__PROBLEM TO SOLVE__: The listing below is to be output in its exact form.
— start of RECORDS SHOWN —
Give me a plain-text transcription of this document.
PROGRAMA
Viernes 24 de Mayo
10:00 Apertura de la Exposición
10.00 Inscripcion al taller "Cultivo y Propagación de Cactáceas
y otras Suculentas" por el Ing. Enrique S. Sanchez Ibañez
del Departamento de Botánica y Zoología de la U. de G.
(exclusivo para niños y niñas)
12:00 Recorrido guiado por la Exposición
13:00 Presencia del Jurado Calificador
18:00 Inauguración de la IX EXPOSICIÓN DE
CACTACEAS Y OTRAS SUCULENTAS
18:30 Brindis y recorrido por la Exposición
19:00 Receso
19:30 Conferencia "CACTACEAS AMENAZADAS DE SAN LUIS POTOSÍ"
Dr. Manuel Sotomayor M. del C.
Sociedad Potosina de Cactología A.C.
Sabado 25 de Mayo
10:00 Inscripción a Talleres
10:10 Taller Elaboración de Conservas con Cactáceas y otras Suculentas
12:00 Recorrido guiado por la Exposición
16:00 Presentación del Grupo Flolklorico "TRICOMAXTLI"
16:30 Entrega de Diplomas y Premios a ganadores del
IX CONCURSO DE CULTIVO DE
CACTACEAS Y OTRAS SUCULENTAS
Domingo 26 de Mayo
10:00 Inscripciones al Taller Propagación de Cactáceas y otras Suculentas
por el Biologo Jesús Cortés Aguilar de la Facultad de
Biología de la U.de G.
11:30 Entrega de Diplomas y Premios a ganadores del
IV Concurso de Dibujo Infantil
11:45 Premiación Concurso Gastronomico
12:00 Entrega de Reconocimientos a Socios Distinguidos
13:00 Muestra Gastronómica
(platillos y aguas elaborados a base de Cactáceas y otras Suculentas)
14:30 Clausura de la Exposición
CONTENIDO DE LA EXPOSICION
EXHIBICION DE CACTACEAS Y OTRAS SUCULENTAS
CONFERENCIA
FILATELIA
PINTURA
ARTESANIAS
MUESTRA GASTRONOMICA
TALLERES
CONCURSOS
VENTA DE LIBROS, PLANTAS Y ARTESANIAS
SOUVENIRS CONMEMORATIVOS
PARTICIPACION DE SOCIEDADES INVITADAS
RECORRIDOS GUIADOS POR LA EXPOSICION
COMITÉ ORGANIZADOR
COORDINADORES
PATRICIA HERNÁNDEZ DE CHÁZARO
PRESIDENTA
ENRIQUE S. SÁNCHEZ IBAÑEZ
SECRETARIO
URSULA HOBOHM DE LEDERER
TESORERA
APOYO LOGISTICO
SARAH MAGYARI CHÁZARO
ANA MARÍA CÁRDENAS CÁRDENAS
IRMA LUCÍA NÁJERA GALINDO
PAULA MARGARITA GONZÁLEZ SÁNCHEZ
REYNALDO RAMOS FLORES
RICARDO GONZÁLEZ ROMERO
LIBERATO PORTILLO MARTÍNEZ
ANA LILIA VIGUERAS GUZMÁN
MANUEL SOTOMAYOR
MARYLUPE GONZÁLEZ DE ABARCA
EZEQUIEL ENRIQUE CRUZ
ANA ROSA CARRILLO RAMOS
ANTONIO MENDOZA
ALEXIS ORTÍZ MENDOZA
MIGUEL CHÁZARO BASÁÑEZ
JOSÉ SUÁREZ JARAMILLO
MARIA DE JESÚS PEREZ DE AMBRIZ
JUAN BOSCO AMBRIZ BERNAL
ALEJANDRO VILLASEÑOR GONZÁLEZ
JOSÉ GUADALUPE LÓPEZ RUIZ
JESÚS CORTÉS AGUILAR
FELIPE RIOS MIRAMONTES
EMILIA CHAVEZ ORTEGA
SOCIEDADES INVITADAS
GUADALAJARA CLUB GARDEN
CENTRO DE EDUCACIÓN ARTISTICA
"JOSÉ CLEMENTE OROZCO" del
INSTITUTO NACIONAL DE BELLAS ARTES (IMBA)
— end of RECORDS SHOWN —
__SOLUTION TO THE EXERCISE__:
Give me a plain-text transcription of this document.
PROGRAMA
Viernes 24 de Mayo
10:00 Apertura de la Exposición
10.00 Inscripcion al taller "Cultivo y Propagación de Cactáceas
y otras Suculentas" por el Ing. Enrique S. Sanchez Ibañez
del Departamento de Botánica y Zoología de la U. de G.
(exclusivo para niños y niñas)
12:00 Recorrido guiado por la Exposición
13:00 Presencia del Jurado Calificador
18:00 Inauguración de la IX EXPOSICIÓN DE
CACTACEAS Y OTRAS SUCULENTAS
18:30 Brindis y recorrido por la Exposición
19:00 Receso
19:30 Conferencia "CACTACEAS AMENAZADAS DE SAN LUIS POTOSÍ"
Dr. Manuel Sotomayor M. del C.
Sociedad Potosina de Cactología A.C.
Sabado 25 de Mayo
10:00 Inscripción a Talleres
10:10 Taller Elaboración de Conservas con Cactáceas y otras Suculentas
12:00 Recorrido guiado por la Exposición
16:00 Presentación del Grupo Flolklorico "TRICOMAXTLI"
16:30 Entrega de Diplomas y Premios a ganadores del
IX CONCURSO DE CULTIVO DE
CACTACEAS Y OTRAS SUCULENTAS
Domingo 26 de Mayo
10:00 Inscripciones al Taller Propagación de Cactáceas y otras Suculentas
por el Biologo Jesús Cortés Aguilar de la Facultad de
Biología de la U.de G.
11:30 Entrega de Diplomas y Premios a ganadores del
IV Concurso de Dibujo Infantil
11:45 Premiación Concurso Gastronomico
12:00 Entrega de Reconocimientos a Socios Distinguidos
13:00 Muestra Gastronómica
(platillos y aguas elaborados a base de Cactáceas y otras Suculentas)
14:30 Clausura de la Exposición
CONTENIDO DE LA EXPOSICION
EXHIBICION DE CACTACEAS Y OTRAS SUCULENTAS
CONFERENCIA
FILATELIA
PINTURA
ARTESANIAS
MUESTRA GASTRONOMICA
TALLERES
CONCURSOS
VENTA DE LIBROS, PLANTAS Y ARTESANIAS
SOUVENIRS CONMEMORATIVOS
PARTICIPACION DE SOCIEDADES INVITADAS
RECORRIDOS GUIADOS POR LA EXPOSICION
COMITÉ ORGANIZADOR
COORDINADORES
PATRICIA HERNÁNDEZ DE CHÁZARO
PRESIDENTA
ENRIQUE S. SÁNCHEZ IBAÑEZ
SECRETARIO
URSULA HOBOHM DE LEDERER
TESORERA
APOYO LOGISTICO
SARAH MAGYARI CHÁZARO
ANA MARÍA CÁRDENAS CÁRDENAS
IRMA LUCÍA NÁJERA GALINDO
PAULA MARGARITA GONZÁLEZ SÁNCHEZ
REYNALDO RAMOS FLORES
RICARDO GONZÁLEZ ROMERO
LIBERATO PORTILLO MARTÍNEZ
ANA LILIA VIGUERAS GUZMÁN
MANUEL SOTOMAYOR
MARYLUPE GONZÁLEZ DE ABARCA
EZEQUIEL ENRIQUE CRUZ
ANA ROSA CARRILLO RAMOS
ANTONIO MENDOZA
ALEXIS ORTÍZ MENDOZA
MIGUEL CHÁZARO BASÁÑEZ
JOSÉ SUÁREZ JARAMILLO
MARIA DE JESÚS PEREZ DE AMBRIZ
JUAN BOSCO AMBRIZ BERNAL
ALEJANDRO VILLASEÑOR GONZÁLEZ
JOSÉ GUADALUPE LÓPEZ RUIZ
JESÚS CORTÉS AGUILAR
FELIPE RIOS MIRAMONTES
EMILIA CHAVEZ ORTEGA
SOCIEDADES INVITADAS
GUADALAJARA CLUB GARDEN
CENTRO DE EDUCACIÓN ARTISTICA
"JOSÉ CLEMENTE OROZCO" del
INSTITUTO NACIONAL DE BELLAS ARTES (IMBA)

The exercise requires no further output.